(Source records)

——————————

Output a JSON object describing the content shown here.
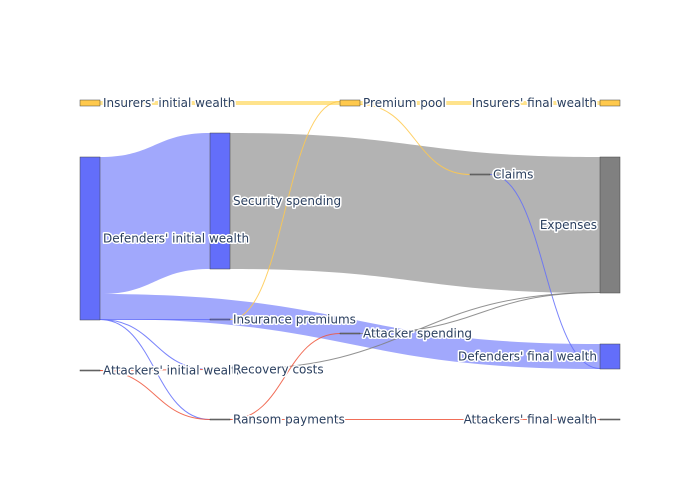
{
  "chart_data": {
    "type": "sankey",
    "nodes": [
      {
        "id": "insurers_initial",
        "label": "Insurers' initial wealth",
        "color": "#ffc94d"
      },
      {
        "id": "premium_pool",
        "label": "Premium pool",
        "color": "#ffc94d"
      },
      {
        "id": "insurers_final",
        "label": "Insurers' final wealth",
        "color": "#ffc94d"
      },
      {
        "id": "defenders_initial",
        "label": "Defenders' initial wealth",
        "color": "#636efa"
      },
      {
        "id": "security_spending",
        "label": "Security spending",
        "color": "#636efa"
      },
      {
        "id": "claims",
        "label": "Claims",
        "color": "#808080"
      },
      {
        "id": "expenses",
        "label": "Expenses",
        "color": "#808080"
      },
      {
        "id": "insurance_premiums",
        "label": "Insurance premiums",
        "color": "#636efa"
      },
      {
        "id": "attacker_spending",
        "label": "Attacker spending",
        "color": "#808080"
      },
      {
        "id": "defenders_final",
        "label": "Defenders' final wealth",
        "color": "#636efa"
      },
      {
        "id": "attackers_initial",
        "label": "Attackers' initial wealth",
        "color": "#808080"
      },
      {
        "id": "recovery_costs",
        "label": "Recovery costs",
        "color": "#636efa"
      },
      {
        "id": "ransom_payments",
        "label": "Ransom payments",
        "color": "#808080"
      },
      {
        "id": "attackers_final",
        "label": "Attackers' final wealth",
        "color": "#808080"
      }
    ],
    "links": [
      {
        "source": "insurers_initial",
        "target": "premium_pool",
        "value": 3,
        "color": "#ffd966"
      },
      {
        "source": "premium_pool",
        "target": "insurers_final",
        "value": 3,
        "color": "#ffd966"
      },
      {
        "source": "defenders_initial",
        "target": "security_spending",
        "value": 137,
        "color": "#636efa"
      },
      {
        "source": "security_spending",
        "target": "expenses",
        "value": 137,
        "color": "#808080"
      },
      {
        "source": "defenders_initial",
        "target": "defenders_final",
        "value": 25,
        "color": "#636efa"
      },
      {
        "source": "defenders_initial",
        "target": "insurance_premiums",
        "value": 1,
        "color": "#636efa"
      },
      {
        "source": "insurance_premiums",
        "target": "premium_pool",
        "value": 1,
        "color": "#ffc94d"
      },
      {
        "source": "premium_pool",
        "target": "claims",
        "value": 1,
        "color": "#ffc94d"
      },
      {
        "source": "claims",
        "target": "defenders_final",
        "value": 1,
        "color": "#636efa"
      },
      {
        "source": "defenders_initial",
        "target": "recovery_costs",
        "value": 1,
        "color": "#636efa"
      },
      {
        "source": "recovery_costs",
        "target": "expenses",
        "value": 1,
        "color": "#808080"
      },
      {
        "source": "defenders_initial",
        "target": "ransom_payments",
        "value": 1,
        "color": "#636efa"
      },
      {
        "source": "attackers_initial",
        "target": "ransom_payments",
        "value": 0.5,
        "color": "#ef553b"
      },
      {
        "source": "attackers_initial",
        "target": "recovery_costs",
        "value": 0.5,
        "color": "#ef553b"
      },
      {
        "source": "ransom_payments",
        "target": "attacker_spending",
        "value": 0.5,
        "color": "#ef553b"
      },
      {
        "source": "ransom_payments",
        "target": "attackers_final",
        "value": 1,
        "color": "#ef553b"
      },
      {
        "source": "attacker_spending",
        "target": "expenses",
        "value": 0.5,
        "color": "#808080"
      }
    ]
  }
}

——————————

**Do this:** Word for word, quote the lines above. Omit the pictures.

**Result of this task:**
Output a JSON object describing the content shown here.
{
  "chart_data": {
    "type": "sankey",
    "nodes": [
      {
        "id": "insurers_initial",
        "label": "Insurers' initial wealth",
        "color": "#ffc94d"
      },
      {
        "id": "premium_pool",
        "label": "Premium pool",
        "color": "#ffc94d"
      },
      {
        "id": "insurers_final",
        "label": "Insurers' final wealth",
        "color": "#ffc94d"
      },
      {
        "id": "defenders_initial",
        "label": "Defenders' initial wealth",
        "color": "#636efa"
      },
      {
        "id": "security_spending",
        "label": "Security spending",
        "color": "#636efa"
      },
      {
        "id": "claims",
        "label": "Claims",
        "color": "#808080"
      },
      {
        "id": "expenses",
        "label": "Expenses",
        "color": "#808080"
      },
      {
        "id": "insurance_premiums",
        "label": "Insurance premiums",
        "color": "#636efa"
      },
      {
        "id": "attacker_spending",
        "label": "Attacker spending",
        "color": "#808080"
      },
      {
        "id": "defenders_final",
        "label": "Defenders' final wealth",
        "color": "#636efa"
      },
      {
        "id": "attackers_initial",
        "label": "Attackers' initial wealth",
        "color": "#808080"
      },
      {
        "id": "recovery_costs",
        "label": "Recovery costs",
        "color": "#636efa"
      },
      {
        "id": "ransom_payments",
        "label": "Ransom payments",
        "color": "#808080"
      },
      {
        "id": "attackers_final",
        "label": "Attackers' final wealth",
        "color": "#808080"
      }
    ],
    "links": [
      {
        "source": "insurers_initial",
        "target": "premium_pool",
        "value": 3,
        "color": "#ffd966"
      },
      {
        "source": "premium_pool",
        "target": "insurers_final",
        "value": 3,
        "color": "#ffd966"
      },
      {
        "source": "defenders_initial",
        "target": "security_spending",
        "value": 137,
        "color": "#636efa"
      },
      {
        "source": "security_spending",
        "target": "expenses",
        "value": 137,
        "color": "#808080"
      },
      {
        "source": "defenders_initial",
        "target": "defenders_final",
        "value": 25,
        "color": "#636efa"
      },
      {
        "source": "defenders_initial",
        "target": "insurance_premiums",
        "value": 1,
        "color": "#636efa"
      },
      {
        "source": "insurance_premiums",
        "target": "premium_pool",
        "value": 1,
        "color": "#ffc94d"
      },
      {
        "source": "premium_pool",
        "target": "claims",
        "value": 1,
        "color": "#ffc94d"
      },
      {
        "source": "claims",
        "target": "defenders_final",
        "value": 1,
        "color": "#636efa"
      },
      {
        "source": "defenders_initial",
        "target": "recovery_costs",
        "value": 1,
        "color": "#636efa"
      },
      {
        "source": "recovery_costs",
        "target": "expenses",
        "value": 1,
        "color": "#808080"
      },
      {
        "source": "defenders_initial",
        "target": "ransom_payments",
        "value": 1,
        "color": "#636efa"
      },
      {
        "source": "attackers_initial",
        "target": "ransom_payments",
        "value": 0.5,
        "color": "#ef553b"
      },
      {
        "source": "attackers_initial",
        "target": "recovery_costs",
        "value": 0.5,
        "color": "#ef553b"
      },
      {
        "source": "ransom_payments",
        "target": "attacker_spending",
        "value": 0.5,
        "color": "#ef553b"
      },
      {
        "source": "ransom_payments",
        "target": "attackers_final",
        "value": 1,
        "color": "#ef553b"
      },
      {
        "source": "attacker_spending",
        "target": "expenses",
        "value": 0.5,
        "color": "#808080"
      }
    ]
  }
}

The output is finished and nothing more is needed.